Each entry below should be echoed exactly, with pictures omitted.

○ ○ ○ ○ ○

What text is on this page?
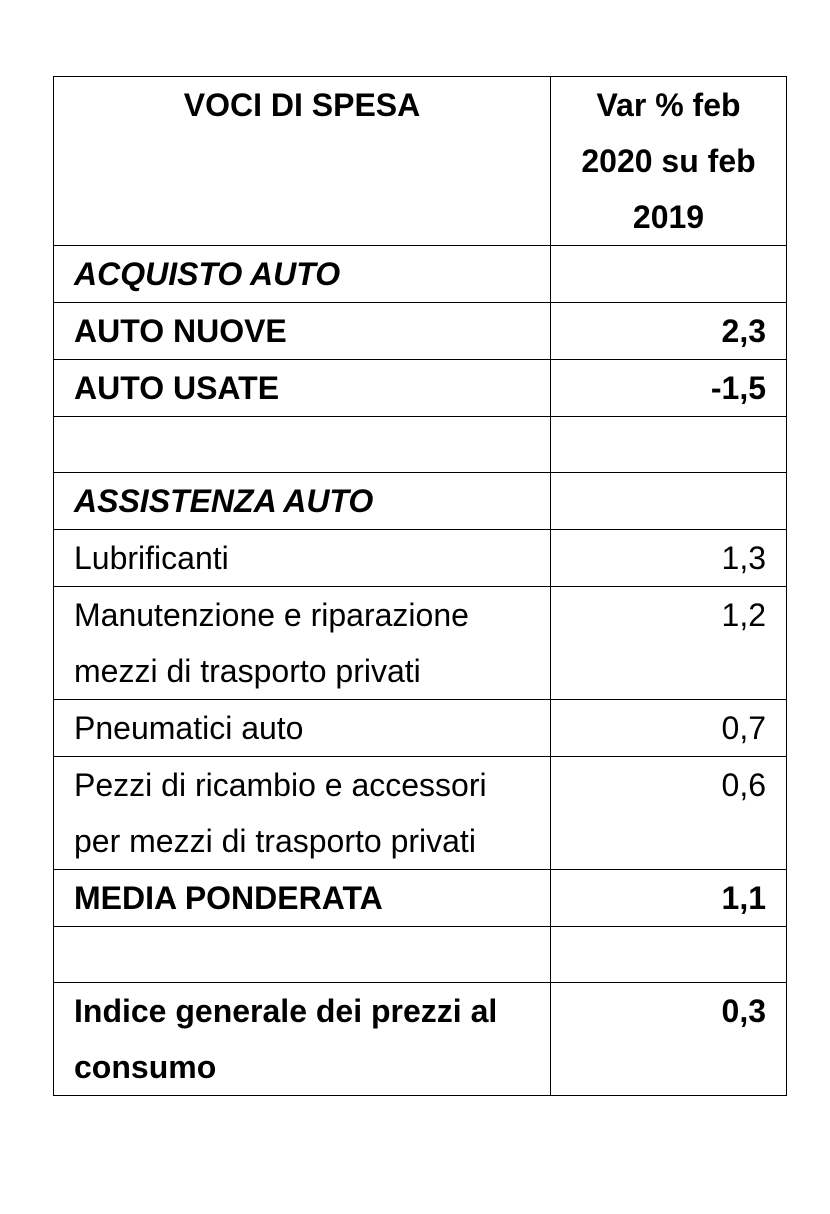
VOCI DI SPESA	Var % feb 2020 su feb 2019
ACQUISTO AUTO	
AUTO NUOVE	2,3
AUTO USATE	-1,5

ASSISTENZA AUTO	
Lubrificanti	1,3
Manutenzione e riparazione mezzi di trasporto privati	1,2
Pneumatici auto	0,7
Pezzi di ricambio e accessori per mezzi di trasporto privati	0,6
MEDIA PONDERATA	1,1

Indice generale dei prezzi al consumo	0,3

○ ○ ○ ○ ○

__ANSWER TO THE TASK__:
What text is on this page?
VOCI DI SPESA	Var % feb 2020 su feb 2019
ACQUISTO AUTO	
AUTO NUOVE	2,3
AUTO USATE	-1,5

ASSISTENZA AUTO	
Lubrificanti	1,3
Manutenzione e riparazione mezzi di trasporto privati	1,2
Pneumatici auto	0,7
Pezzi di ricambio e accessori per mezzi di trasporto privati	0,6
MEDIA PONDERATA	1,1

Indice generale dei prezzi al consumo	0,3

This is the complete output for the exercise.